[Stated goal] From the entries that follow, extract each line holding the string "circle".

(Stored dataset items)

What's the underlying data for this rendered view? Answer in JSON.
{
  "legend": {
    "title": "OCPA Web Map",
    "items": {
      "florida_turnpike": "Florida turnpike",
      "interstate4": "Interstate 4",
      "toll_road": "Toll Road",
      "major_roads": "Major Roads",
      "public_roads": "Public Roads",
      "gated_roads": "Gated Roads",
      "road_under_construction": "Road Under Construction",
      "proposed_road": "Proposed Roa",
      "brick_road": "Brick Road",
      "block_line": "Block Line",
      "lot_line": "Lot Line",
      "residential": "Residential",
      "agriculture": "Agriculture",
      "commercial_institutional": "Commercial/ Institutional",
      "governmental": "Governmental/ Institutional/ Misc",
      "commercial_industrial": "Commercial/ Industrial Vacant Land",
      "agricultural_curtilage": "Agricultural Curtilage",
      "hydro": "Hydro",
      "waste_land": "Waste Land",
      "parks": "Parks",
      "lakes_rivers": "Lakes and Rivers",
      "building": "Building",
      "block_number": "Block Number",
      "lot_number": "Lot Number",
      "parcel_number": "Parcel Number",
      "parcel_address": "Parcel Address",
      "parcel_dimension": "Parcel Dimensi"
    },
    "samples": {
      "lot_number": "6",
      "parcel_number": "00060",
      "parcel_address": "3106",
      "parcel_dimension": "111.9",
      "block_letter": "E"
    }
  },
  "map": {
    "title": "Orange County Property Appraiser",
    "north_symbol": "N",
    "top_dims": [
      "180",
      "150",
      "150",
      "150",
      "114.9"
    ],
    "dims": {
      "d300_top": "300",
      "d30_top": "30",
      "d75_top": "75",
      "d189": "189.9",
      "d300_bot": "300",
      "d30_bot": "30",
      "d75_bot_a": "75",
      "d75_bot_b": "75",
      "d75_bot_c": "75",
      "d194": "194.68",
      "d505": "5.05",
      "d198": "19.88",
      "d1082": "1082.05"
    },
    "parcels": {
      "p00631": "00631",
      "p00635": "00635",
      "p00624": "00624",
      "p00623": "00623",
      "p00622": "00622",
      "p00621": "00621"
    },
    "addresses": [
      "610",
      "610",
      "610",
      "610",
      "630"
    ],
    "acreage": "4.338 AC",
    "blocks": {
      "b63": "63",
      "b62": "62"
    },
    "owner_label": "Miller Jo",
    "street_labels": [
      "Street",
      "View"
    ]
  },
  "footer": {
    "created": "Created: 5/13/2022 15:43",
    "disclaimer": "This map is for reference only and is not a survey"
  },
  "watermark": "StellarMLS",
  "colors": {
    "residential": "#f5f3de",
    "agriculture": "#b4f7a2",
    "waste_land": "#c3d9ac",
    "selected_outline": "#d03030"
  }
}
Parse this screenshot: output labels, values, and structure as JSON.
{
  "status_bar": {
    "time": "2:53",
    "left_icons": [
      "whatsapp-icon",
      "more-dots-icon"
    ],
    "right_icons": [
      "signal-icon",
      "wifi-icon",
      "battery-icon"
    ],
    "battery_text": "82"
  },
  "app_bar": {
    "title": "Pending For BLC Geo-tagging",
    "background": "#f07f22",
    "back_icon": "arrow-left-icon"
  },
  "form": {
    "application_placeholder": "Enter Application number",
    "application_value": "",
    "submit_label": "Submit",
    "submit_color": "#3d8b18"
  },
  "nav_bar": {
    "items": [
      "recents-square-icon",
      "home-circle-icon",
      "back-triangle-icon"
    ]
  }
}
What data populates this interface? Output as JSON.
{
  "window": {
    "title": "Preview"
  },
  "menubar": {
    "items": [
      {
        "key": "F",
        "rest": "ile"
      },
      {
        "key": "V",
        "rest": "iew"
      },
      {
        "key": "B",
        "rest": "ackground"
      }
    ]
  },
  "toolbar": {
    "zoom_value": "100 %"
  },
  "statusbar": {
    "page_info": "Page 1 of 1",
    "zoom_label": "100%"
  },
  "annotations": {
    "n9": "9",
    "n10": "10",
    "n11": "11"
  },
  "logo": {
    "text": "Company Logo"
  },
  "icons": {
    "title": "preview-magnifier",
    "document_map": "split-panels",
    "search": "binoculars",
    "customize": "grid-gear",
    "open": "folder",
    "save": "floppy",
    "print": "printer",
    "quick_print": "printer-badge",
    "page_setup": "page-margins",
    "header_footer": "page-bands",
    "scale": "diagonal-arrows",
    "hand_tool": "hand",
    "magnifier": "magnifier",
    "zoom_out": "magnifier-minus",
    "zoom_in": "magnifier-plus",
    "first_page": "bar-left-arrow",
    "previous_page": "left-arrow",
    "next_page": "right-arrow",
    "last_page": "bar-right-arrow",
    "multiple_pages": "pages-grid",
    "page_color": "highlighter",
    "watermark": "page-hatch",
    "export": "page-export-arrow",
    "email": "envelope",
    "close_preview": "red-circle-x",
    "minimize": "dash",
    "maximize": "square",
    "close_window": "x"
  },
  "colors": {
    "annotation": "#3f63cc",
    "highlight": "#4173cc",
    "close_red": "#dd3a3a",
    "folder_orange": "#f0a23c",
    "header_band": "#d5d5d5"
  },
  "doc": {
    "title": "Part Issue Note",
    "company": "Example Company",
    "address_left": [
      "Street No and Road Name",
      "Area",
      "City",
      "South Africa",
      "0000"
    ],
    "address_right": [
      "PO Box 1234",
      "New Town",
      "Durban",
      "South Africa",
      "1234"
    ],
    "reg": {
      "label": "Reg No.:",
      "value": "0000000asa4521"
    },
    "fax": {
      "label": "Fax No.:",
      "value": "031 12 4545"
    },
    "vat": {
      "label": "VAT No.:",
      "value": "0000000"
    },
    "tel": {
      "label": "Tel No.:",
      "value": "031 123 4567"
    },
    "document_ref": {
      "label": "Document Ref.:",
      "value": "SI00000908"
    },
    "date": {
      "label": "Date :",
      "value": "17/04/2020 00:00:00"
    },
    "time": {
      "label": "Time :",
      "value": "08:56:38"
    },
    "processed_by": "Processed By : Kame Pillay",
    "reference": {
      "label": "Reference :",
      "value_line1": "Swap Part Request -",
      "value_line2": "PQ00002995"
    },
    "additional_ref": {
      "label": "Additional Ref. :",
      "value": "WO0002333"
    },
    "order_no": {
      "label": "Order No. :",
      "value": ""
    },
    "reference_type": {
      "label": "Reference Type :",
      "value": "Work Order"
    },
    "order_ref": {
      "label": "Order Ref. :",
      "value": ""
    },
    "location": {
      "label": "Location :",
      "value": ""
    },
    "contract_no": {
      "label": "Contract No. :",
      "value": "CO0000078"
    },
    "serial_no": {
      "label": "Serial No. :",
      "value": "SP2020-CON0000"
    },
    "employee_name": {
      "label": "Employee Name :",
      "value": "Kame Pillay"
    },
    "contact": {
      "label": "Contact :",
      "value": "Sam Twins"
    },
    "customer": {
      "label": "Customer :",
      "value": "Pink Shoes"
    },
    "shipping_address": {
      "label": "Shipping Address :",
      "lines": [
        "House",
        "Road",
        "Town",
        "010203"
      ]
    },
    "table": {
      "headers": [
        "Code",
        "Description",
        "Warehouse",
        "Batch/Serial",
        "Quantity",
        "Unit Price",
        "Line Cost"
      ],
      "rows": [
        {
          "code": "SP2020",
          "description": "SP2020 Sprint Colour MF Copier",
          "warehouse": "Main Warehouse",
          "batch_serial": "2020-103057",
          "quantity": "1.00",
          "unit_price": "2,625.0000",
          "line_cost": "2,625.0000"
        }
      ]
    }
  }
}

[Correct result]
      "home-circle-icon",
    "close_preview": "red-circle-x",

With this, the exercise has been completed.